§ Opis zadania: Przepisz cały poniższy materiał wiersz po wierszu, zachowując bez zmian każdy znak.
::: Dane do przetworzenia :::
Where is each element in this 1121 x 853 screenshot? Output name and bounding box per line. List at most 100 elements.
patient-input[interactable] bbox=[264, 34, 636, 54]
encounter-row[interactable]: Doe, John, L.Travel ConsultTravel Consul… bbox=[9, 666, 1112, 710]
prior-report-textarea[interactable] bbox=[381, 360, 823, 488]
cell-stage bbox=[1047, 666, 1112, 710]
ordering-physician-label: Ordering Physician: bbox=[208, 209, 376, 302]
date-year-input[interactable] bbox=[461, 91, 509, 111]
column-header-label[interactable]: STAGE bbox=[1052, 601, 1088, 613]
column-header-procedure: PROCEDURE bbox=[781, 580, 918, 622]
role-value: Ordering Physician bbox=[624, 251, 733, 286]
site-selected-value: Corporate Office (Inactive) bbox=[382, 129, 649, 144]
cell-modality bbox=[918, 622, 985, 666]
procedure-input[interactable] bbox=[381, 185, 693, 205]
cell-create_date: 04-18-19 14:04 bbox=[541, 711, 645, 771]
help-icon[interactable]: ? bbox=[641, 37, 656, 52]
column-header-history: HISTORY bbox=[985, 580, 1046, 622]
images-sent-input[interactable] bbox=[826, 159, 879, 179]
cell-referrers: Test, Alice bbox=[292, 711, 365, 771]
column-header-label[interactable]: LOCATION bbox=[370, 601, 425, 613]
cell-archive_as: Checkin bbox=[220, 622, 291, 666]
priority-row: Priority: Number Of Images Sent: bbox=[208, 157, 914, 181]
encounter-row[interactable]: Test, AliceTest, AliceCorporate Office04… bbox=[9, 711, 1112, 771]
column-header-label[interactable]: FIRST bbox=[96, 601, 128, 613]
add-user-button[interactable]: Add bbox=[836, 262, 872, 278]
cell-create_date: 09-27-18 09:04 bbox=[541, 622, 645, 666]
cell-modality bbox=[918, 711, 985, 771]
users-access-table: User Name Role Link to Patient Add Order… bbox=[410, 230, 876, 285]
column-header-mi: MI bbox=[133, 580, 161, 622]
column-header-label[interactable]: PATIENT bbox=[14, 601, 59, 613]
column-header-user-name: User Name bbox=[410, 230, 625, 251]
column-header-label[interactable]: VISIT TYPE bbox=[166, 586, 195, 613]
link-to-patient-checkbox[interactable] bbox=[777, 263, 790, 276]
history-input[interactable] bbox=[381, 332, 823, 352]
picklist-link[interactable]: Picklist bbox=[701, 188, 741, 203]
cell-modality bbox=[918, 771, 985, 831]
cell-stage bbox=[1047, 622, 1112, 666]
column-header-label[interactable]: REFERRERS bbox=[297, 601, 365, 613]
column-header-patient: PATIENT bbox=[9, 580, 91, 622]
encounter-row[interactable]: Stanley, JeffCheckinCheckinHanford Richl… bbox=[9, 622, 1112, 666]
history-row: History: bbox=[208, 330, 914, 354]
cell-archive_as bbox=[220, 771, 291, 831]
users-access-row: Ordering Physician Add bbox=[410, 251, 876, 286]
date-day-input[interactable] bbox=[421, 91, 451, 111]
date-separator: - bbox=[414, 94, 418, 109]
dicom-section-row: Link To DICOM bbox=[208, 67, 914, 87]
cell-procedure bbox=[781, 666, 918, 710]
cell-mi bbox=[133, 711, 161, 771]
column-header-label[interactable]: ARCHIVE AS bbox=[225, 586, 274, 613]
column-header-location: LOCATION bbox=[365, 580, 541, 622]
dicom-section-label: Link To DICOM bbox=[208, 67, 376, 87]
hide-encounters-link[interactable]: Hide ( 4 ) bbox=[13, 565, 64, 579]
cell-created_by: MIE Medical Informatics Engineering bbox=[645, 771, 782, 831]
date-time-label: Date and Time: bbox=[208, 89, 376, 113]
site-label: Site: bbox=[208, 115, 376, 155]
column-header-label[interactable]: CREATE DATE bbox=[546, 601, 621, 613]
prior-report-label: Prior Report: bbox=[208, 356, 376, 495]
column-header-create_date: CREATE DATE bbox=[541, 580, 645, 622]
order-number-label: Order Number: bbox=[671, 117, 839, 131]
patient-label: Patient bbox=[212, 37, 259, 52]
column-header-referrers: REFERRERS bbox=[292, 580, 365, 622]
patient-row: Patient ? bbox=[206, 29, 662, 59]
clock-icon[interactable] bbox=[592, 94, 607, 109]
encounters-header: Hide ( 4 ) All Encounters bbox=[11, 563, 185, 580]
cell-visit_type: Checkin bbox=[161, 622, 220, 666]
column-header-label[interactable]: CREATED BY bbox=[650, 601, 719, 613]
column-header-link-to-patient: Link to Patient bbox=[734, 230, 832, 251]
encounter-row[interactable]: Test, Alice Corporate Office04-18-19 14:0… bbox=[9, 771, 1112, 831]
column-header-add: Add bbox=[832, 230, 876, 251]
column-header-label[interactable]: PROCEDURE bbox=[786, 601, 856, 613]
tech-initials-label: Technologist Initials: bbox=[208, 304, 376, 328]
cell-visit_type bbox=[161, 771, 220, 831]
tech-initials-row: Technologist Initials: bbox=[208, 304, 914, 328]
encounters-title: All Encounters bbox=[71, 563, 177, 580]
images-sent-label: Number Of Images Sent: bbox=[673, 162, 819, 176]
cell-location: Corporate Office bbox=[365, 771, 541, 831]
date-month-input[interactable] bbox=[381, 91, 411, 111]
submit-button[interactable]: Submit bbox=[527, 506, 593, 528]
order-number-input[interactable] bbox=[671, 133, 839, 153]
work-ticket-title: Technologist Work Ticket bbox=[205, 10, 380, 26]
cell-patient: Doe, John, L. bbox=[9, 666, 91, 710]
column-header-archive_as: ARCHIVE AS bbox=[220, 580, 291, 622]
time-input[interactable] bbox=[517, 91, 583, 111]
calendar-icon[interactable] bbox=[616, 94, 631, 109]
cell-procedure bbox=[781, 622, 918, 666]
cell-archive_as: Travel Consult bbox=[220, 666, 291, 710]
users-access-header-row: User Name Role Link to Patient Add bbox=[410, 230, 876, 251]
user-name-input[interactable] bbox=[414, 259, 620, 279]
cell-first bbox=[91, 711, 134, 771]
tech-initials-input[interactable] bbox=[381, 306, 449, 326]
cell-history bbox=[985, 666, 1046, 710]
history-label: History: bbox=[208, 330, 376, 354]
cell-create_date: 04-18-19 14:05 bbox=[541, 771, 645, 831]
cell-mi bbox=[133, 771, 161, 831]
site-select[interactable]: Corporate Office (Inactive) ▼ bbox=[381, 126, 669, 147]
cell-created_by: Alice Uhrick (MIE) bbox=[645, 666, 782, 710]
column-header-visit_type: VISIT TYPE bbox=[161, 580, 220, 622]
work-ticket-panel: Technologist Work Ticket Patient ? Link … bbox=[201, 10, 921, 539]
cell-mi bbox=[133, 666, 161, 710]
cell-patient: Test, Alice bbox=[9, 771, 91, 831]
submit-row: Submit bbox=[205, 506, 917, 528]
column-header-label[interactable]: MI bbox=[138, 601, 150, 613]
:::
§ Wynik końcowy:
Where is each element in this 1121 x 853 screenshot? Output name and bounding box per line. List at most 100 elements.
patient-input[interactable] bbox=[264, 34, 636, 54]
encounter-row[interactable]: Doe, John, L.Travel ConsultTravel Consul… bbox=[9, 666, 1112, 710]
prior-report-textarea[interactable] bbox=[381, 360, 823, 488]
cell-stage bbox=[1047, 666, 1112, 710]
ordering-physician-label: Ordering Physician: bbox=[208, 209, 376, 302]
date-year-input[interactable] bbox=[461, 91, 509, 111]
column-header-label[interactable]: STAGE bbox=[1052, 601, 1088, 613]
column-header-procedure: PROCEDURE bbox=[781, 580, 918, 622]
role-value: Ordering Physician bbox=[624, 251, 733, 286]
site-selected-value: Corporate Office (Inactive) bbox=[382, 129, 649, 144]
cell-modality bbox=[918, 622, 985, 666]
procedure-input[interactable] bbox=[381, 185, 693, 205]
cell-create_date: 04-18-19 14:04 bbox=[541, 711, 645, 771]
help-icon[interactable]: ? bbox=[641, 37, 656, 52]
column-header-history: HISTORY bbox=[985, 580, 1046, 622]
images-sent-input[interactable] bbox=[826, 159, 879, 179]
cell-referrers: Test, Alice bbox=[292, 711, 365, 771]
column-header-label[interactable]: LOCATION bbox=[370, 601, 425, 613]
cell-archive_as: Checkin bbox=[220, 622, 291, 666]
priority-row: Priority: Number Of Images Sent: bbox=[208, 157, 914, 181]
encounter-row[interactable]: Test, AliceTest, AliceCorporate Office04… bbox=[9, 711, 1112, 771]
column-header-label[interactable]: FIRST bbox=[96, 601, 128, 613]
add-user-button[interactable]: Add bbox=[836, 262, 872, 278]
cell-create_date: 09-27-18 09:04 bbox=[541, 622, 645, 666]
cell-modality bbox=[918, 711, 985, 771]
users-access-table: User Name Role Link to Patient Add Order… bbox=[410, 230, 876, 285]
column-header-mi: MI bbox=[133, 580, 161, 622]
column-header-label[interactable]: PATIENT bbox=[14, 601, 59, 613]
column-header-user-name: User Name bbox=[410, 230, 625, 251]
column-header-label[interactable]: VISIT TYPE bbox=[166, 586, 195, 613]
link-to-patient-checkbox[interactable] bbox=[777, 263, 790, 276]
history-input[interactable] bbox=[381, 332, 823, 352]
picklist-link[interactable]: Picklist bbox=[701, 188, 741, 203]
cell-modality bbox=[918, 771, 985, 831]
cell-stage bbox=[1047, 622, 1112, 666]
column-header-label[interactable]: REFERRERS bbox=[297, 601, 365, 613]
column-header-patient: PATIENT bbox=[9, 580, 91, 622]
encounter-row[interactable]: Stanley, JeffCheckinCheckinHanford Richl… bbox=[9, 622, 1112, 666]
history-row: History: bbox=[208, 330, 914, 354]
cell-archive_as bbox=[220, 771, 291, 831]
users-access-row: Ordering Physician Add bbox=[410, 251, 876, 286]
date-day-input[interactable] bbox=[421, 91, 451, 111]
date-separator: - bbox=[414, 94, 418, 109]
dicom-section-row: Link To DICOM bbox=[208, 67, 914, 87]
cell-procedure bbox=[781, 666, 918, 710]
cell-mi bbox=[133, 711, 161, 771]
column-header-label[interactable]: ARCHIVE AS bbox=[225, 586, 274, 613]
column-header-location: LOCATION bbox=[365, 580, 541, 622]
dicom-section-label: Link To DICOM bbox=[208, 67, 376, 87]
hide-encounters-link[interactable]: Hide ( 4 ) bbox=[13, 565, 64, 579]
cell-created_by: MIE Medical Informatics Engineering bbox=[645, 771, 782, 831]
date-time-label: Date and Time: bbox=[208, 89, 376, 113]
site-label: Site: bbox=[208, 115, 376, 155]
column-header-label[interactable]: CREATE DATE bbox=[546, 601, 621, 613]
prior-report-label: Prior Report: bbox=[208, 356, 376, 495]
column-header-create_date: CREATE DATE bbox=[541, 580, 645, 622]
order-number-label: Order Number: bbox=[671, 117, 839, 131]
patient-label: Patient bbox=[212, 37, 259, 52]
column-header-referrers: REFERRERS bbox=[292, 580, 365, 622]
patient-row: Patient ? bbox=[206, 29, 662, 59]
clock-icon[interactable] bbox=[592, 94, 607, 109]
encounters-header: Hide ( 4 ) All Encounters bbox=[11, 563, 185, 580]
cell-visit_type: Checkin bbox=[161, 622, 220, 666]
column-header-label[interactable]: CREATED BY bbox=[650, 601, 719, 613]
column-header-link-to-patient: Link to Patient bbox=[734, 230, 832, 251]
encounter-row[interactable]: Test, Alice Corporate Office04-18-19 14:0… bbox=[9, 771, 1112, 831]
column-header-add: Add bbox=[832, 230, 876, 251]
column-header-label[interactable]: PROCEDURE bbox=[786, 601, 856, 613]
tech-initials-label: Technologist Initials: bbox=[208, 304, 376, 328]
cell-visit_type bbox=[161, 771, 220, 831]
tech-initials-row: Technologist Initials: bbox=[208, 304, 914, 328]
encounters-title: All Encounters bbox=[71, 563, 177, 580]
images-sent-label: Number Of Images Sent: bbox=[673, 162, 819, 176]
cell-location: Corporate Office bbox=[365, 771, 541, 831]
date-month-input[interactable] bbox=[381, 91, 411, 111]
submit-button[interactable]: Submit bbox=[527, 506, 593, 528]
order-number-input[interactable] bbox=[671, 133, 839, 153]
work-ticket-title: Technologist Work Ticket bbox=[205, 10, 380, 26]
cell-patient: Doe, John, L. bbox=[9, 666, 91, 710]
column-header-archive_as: ARCHIVE AS bbox=[220, 580, 291, 622]
time-input[interactable] bbox=[517, 91, 583, 111]
calendar-icon[interactable] bbox=[616, 94, 631, 109]
cell-procedure bbox=[781, 622, 918, 666]
cell-archive_as: Travel Consult bbox=[220, 666, 291, 710]
users-access-header-row: User Name Role Link to Patient Add bbox=[410, 230, 876, 251]
user-name-input[interactable] bbox=[414, 259, 620, 279]
cell-first bbox=[91, 711, 134, 771]
tech-initials-input[interactable] bbox=[381, 306, 449, 326]
cell-history bbox=[985, 666, 1046, 710]
history-label: History: bbox=[208, 330, 376, 354]
cell-create_date: 04-18-19 14:05 bbox=[541, 771, 645, 831]
cell-mi bbox=[133, 771, 161, 831]
site-select[interactable]: Corporate Office (Inactive) ▼ bbox=[381, 126, 669, 147]
cell-created_by: Alice Uhrick (MIE) bbox=[645, 666, 782, 710]
column-header-visit_type: VISIT TYPE bbox=[161, 580, 220, 622]
work-ticket-panel: Technologist Work Ticket Patient ? Link … bbox=[201, 10, 921, 539]
cell-mi bbox=[133, 666, 161, 710]
cell-patient: Test, Alice bbox=[9, 771, 91, 831]
submit-row: Submit bbox=[205, 506, 917, 528]
column-header-label[interactable]: MI bbox=[138, 601, 150, 613]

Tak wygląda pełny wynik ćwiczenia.